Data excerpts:

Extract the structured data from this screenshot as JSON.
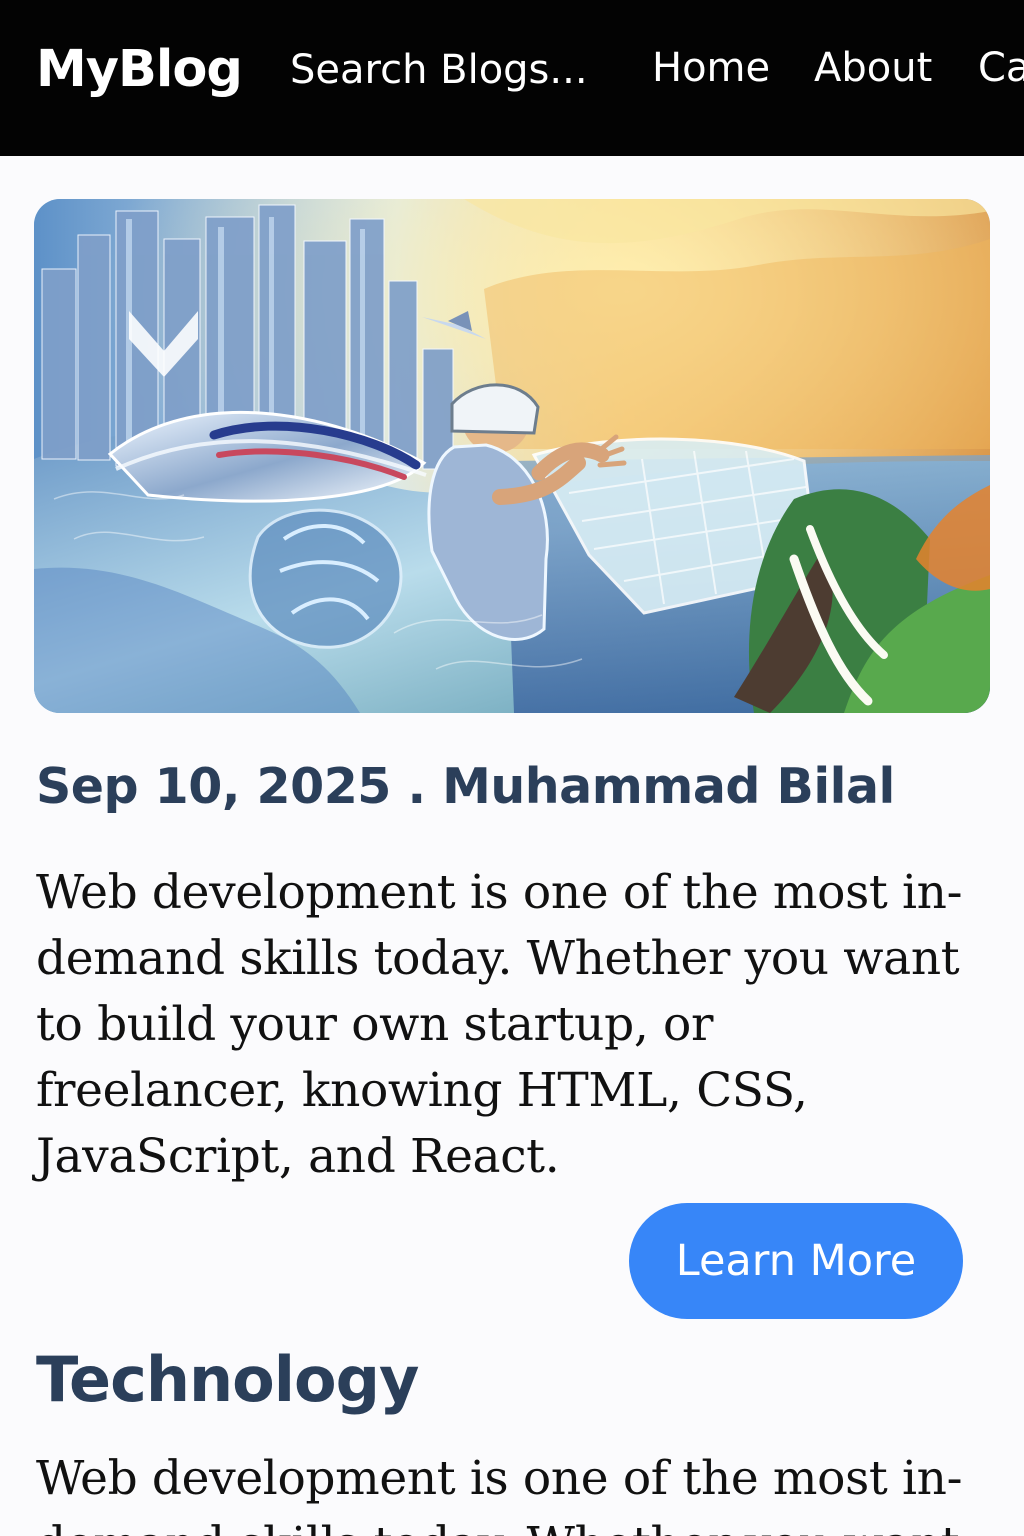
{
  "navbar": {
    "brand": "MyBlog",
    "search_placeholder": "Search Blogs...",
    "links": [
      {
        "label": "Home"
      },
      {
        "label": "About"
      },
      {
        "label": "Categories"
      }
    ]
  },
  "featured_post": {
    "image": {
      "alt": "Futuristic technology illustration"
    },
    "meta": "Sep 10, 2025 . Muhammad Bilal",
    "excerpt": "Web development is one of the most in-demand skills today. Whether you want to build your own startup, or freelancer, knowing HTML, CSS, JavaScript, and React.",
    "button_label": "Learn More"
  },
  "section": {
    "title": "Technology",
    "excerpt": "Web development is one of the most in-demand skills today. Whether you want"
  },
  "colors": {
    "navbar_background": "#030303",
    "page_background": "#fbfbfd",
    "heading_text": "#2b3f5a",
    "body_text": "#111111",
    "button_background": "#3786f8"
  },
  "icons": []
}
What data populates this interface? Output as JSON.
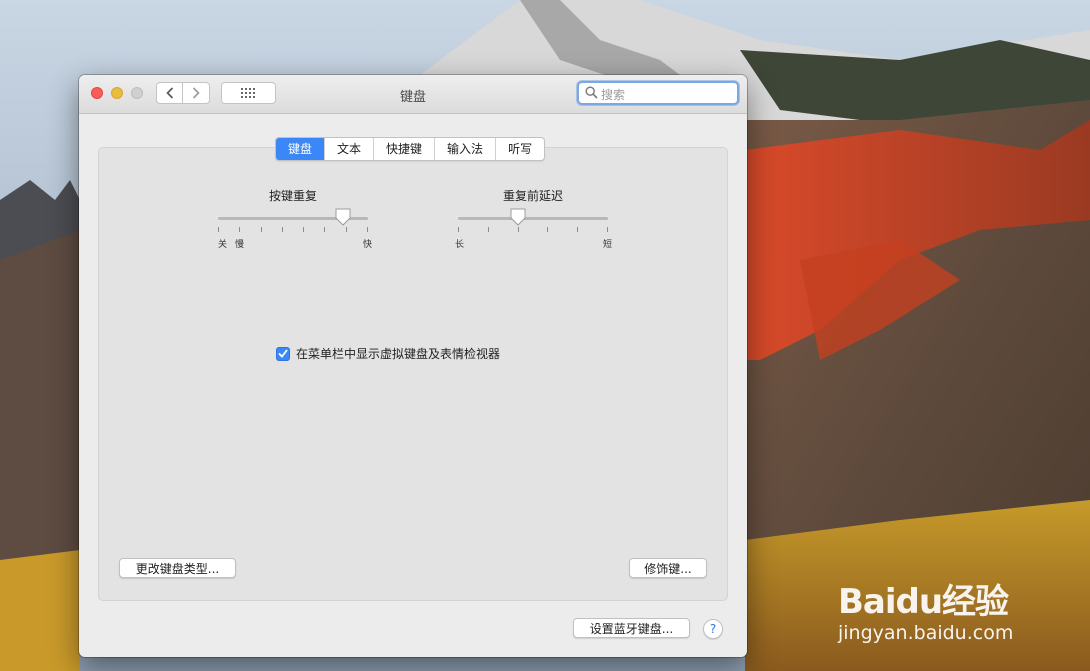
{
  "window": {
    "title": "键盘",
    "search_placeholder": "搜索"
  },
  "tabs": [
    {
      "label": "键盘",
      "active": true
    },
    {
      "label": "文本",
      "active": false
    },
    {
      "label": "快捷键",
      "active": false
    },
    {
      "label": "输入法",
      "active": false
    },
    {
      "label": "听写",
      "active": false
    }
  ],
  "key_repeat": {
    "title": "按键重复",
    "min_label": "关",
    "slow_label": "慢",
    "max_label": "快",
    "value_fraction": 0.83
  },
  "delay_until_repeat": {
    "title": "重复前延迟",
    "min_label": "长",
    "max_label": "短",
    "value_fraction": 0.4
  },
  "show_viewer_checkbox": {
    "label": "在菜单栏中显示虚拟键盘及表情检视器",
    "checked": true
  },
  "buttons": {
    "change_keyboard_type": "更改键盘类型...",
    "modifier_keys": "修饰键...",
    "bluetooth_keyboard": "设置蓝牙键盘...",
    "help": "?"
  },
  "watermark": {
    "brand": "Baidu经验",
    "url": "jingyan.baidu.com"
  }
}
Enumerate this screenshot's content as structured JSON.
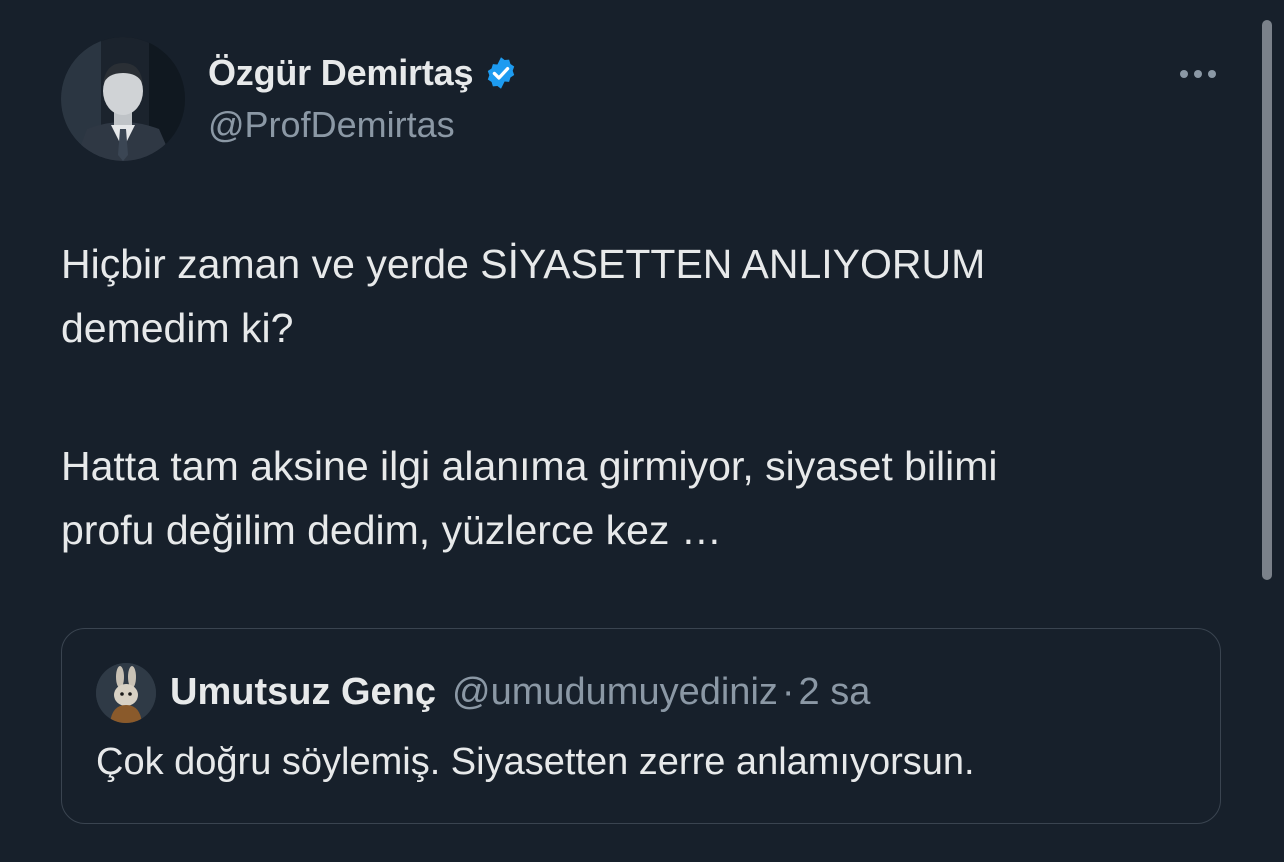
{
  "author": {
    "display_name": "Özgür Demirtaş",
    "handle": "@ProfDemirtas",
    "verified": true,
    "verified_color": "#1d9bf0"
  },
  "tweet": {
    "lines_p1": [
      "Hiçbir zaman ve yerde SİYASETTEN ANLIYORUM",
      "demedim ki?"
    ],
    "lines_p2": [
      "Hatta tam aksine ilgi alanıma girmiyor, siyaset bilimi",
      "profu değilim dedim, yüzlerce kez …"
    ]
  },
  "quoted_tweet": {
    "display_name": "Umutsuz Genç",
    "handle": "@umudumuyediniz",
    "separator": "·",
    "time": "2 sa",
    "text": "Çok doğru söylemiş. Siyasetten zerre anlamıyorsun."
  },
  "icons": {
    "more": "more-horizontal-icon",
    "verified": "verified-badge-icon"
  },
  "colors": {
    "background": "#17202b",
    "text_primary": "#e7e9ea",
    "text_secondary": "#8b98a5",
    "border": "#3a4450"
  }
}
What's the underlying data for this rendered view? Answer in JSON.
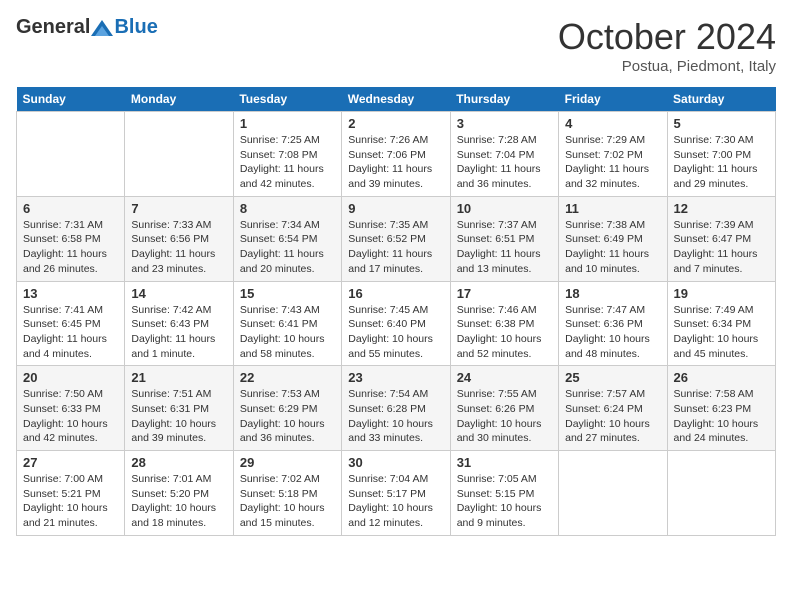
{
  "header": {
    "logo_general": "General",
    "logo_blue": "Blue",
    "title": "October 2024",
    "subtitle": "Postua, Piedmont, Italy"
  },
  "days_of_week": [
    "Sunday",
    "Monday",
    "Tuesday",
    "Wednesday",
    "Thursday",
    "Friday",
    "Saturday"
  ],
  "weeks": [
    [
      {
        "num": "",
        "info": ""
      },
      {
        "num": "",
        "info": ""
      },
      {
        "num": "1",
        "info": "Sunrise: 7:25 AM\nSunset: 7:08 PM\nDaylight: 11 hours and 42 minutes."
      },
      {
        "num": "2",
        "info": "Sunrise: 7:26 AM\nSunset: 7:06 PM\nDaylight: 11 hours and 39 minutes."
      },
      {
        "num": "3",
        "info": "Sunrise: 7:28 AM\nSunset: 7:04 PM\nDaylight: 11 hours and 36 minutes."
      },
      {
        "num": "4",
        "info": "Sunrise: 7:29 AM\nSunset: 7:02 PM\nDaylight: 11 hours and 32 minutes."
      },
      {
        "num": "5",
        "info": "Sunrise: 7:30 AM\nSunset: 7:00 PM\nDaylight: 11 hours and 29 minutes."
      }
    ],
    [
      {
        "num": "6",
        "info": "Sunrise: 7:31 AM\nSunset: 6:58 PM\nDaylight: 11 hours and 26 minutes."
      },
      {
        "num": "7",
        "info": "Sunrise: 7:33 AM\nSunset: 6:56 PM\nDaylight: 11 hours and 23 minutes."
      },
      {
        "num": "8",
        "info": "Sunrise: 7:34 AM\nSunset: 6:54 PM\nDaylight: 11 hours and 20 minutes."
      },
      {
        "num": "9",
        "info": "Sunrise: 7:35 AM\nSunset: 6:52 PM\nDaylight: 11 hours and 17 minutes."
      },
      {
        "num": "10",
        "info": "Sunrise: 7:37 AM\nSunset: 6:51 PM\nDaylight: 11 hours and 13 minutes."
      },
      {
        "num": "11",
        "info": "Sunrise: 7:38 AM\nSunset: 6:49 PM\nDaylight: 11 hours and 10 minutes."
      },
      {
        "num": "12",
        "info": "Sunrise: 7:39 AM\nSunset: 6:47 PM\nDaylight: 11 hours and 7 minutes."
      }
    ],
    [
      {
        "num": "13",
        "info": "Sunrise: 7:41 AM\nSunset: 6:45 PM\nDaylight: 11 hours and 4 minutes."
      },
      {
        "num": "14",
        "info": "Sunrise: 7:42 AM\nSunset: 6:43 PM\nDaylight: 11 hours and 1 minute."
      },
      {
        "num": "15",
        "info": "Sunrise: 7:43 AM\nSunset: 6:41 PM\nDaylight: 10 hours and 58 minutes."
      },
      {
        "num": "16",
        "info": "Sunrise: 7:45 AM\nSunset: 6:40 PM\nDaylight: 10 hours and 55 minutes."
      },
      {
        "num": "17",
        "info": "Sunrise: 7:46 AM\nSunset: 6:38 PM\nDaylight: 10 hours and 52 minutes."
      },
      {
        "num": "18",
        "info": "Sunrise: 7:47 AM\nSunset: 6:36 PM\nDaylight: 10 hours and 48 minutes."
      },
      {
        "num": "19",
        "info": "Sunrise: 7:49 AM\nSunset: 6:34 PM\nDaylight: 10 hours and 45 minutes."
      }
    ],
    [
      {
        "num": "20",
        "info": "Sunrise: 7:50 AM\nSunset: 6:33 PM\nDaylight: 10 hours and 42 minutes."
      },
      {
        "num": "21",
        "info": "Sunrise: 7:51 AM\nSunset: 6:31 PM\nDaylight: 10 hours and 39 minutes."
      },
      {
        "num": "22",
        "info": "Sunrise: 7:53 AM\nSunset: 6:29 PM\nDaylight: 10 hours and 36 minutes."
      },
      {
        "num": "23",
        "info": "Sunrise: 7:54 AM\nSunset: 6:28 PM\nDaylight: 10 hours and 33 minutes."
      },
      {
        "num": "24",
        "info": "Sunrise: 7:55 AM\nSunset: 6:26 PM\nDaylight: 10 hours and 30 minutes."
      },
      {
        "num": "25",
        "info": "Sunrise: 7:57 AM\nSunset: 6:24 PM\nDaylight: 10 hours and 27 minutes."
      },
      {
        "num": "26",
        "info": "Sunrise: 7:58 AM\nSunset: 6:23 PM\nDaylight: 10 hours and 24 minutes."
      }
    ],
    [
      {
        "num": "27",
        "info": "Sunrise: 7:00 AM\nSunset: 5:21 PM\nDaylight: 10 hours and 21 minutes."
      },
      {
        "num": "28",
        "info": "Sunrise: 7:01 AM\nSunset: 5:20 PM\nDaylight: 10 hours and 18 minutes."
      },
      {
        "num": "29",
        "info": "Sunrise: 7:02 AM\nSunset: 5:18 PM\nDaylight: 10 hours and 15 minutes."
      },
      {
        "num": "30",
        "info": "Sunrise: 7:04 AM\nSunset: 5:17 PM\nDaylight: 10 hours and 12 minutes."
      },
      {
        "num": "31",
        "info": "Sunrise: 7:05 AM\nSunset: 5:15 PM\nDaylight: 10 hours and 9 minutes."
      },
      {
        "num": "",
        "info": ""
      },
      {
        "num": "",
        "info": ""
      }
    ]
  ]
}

TASK BRIEF: Go through the listing above and list every line that has the word "What".

FINAL ANSWER:
What data populates this interface? Output as JSON.
What's the underlying data for this rendered view? Answer in JSON.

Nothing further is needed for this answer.